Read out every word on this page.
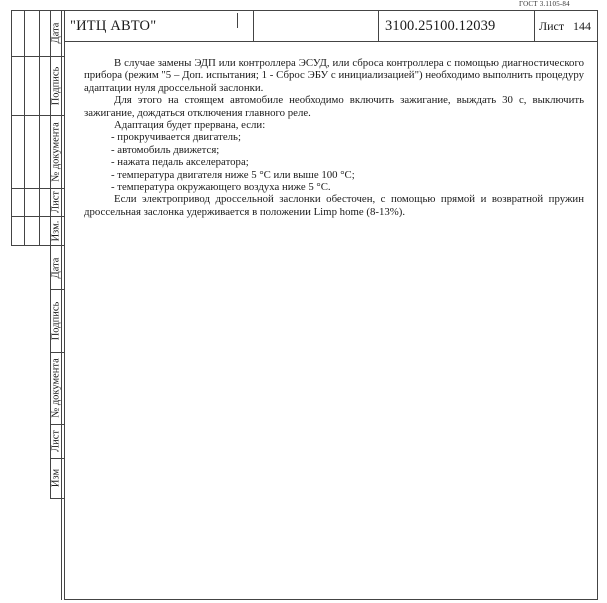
ГОСТ 3.1105-84
"ИТЦ АВТО"	3100.25100.12039	Лист 144
Дата
Подпись
№ документа
Лист
Изм.
Дата
Подпись
№ документа
Лист
Изм

В случае замены ЭДП или контроллера ЭСУД, или сброса контроллера с помощью диагностического прибора (режим "5 – Доп. испытания; 1 - Сброс ЭБУ с инициализацией") необходимо выполнить процедуру адаптации нуля дроссельной заслонки.

Для этого на стоящем автомобиле необходимо включить зажигание, выждать 30 с, выключить зажигание, дождаться отключения главного реле.

Адаптация будет прервана, если:

- прокручивается двигатель;

- автомобиль движется;

- нажата педаль акселератора;

- температура двигателя ниже 5 °C или выше 100 °C;

- температура окружающего воздуха ниже 5 °C.

Если электропривод дроссельной заслонки обесточен, с помощью прямой и возвратной пружин дроссельная заслонка удерживается в положении Limp home (8-13%).
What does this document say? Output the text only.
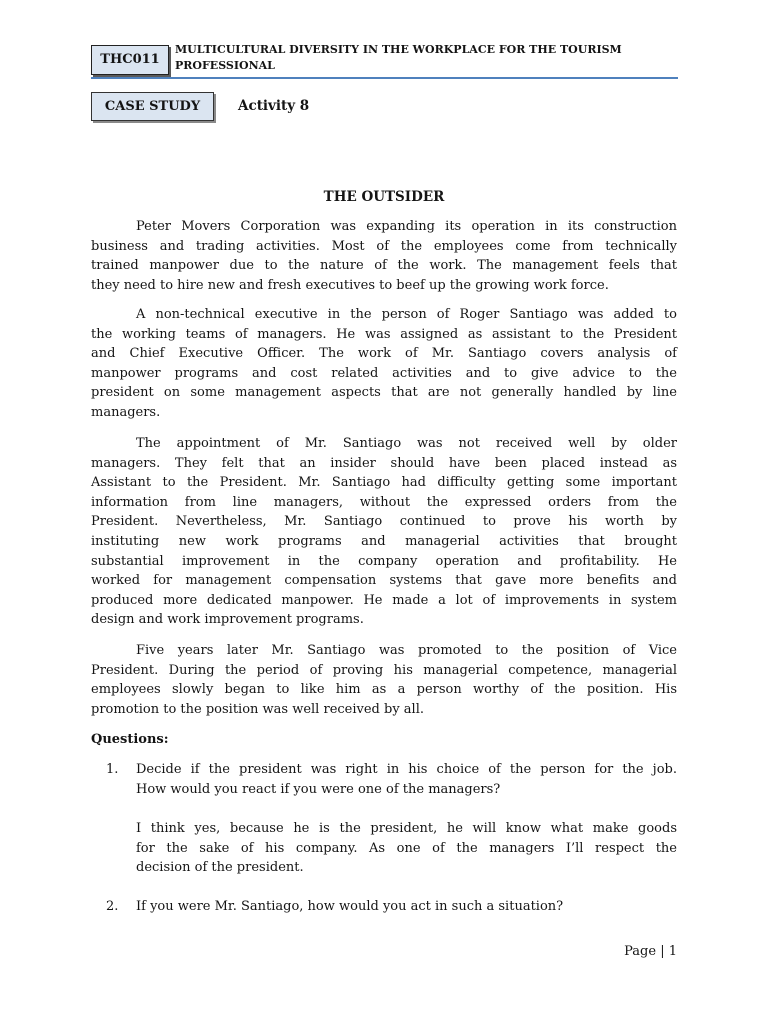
THC011
MULTICULTURAL DIVERSITY IN THE WORKPLACE FOR THE TOURISM PROFESSIONAL
CASE STUDY	Activity 8
THE OUTSIDER
Peter Movers Corporation was expanding its operation in its construction
business and trading activities. Most of the employees come from technically
trained manpower due to the nature of the work. The management feels that
they need to hire new and fresh executives to beef up the growing work force.
A non-technical executive in the person of Roger Santiago was added to
the working teams of managers. He was assigned as assistant to the President
and Chief Executive Officer. The work of Mr. Santiago covers analysis of
manpower programs and cost related activities and to give advice to the
president on some management aspects that are not generally handled by line
managers.
The appointment of Mr. Santiago was not received well by older
managers. They felt that an insider should have been placed instead as
Assistant to the President. Mr. Santiago had difficulty getting some important
information from line managers, without the expressed orders from the
President. Nevertheless, Mr. Santiago continued to prove his worth by
instituting new work programs and managerial activities that brought
substantial improvement in the company operation and profitability. He
worked for management compensation systems that gave more benefits and
produced more dedicated manpower. He made a lot of improvements in system
design and work improvement programs.
Five years later Mr. Santiago was promoted to the position of Vice
President. During the period of proving his managerial competence, managerial
employees slowly began to like him as a person worthy of the position. His
promotion to the position was well received by all.
Questions:
1. Decide if the president was right in his choice of the person for the job.
How would you react if you were one of the managers?
I think yes, because he is the president, he will know what make goods
for the sake of his company. As one of the managers I’ll respect the
decision of the president.
2. If you were Mr. Santiago, how would you act in such a situation?
Page | 1
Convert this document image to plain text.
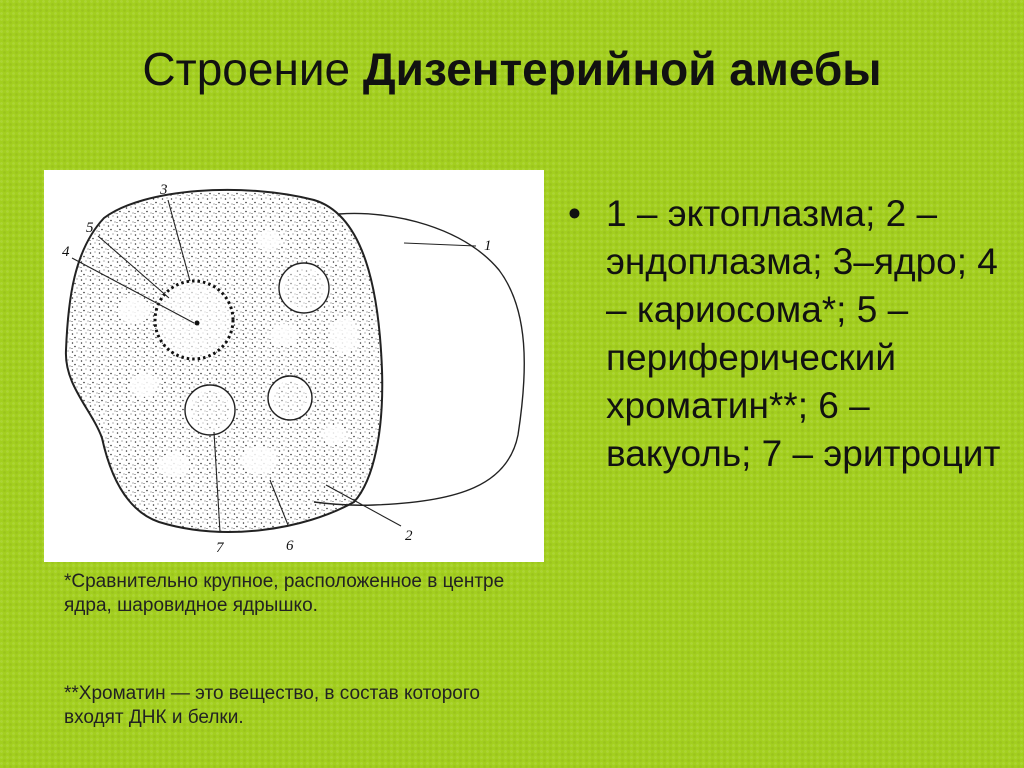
Строение Дизентерийной амебы
1
2
3
4
5
6
7
• 1 – эктоплазма; 2 – эндоплазма; 3–ядро; 4 – кариосома*; 5 – периферический хроматин**; 6 – вакуоль; 7 – эритроцит

*Сравнительно крупное, расположенное в центре ядра, шаровидное ядрышко.

**Хроматин — это вещество, в состав которого входят ДНК и белки.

SET EXERCISE: Report only how many lines in the listing contain the string "manpower".

WRITTEN SOLUTION: 3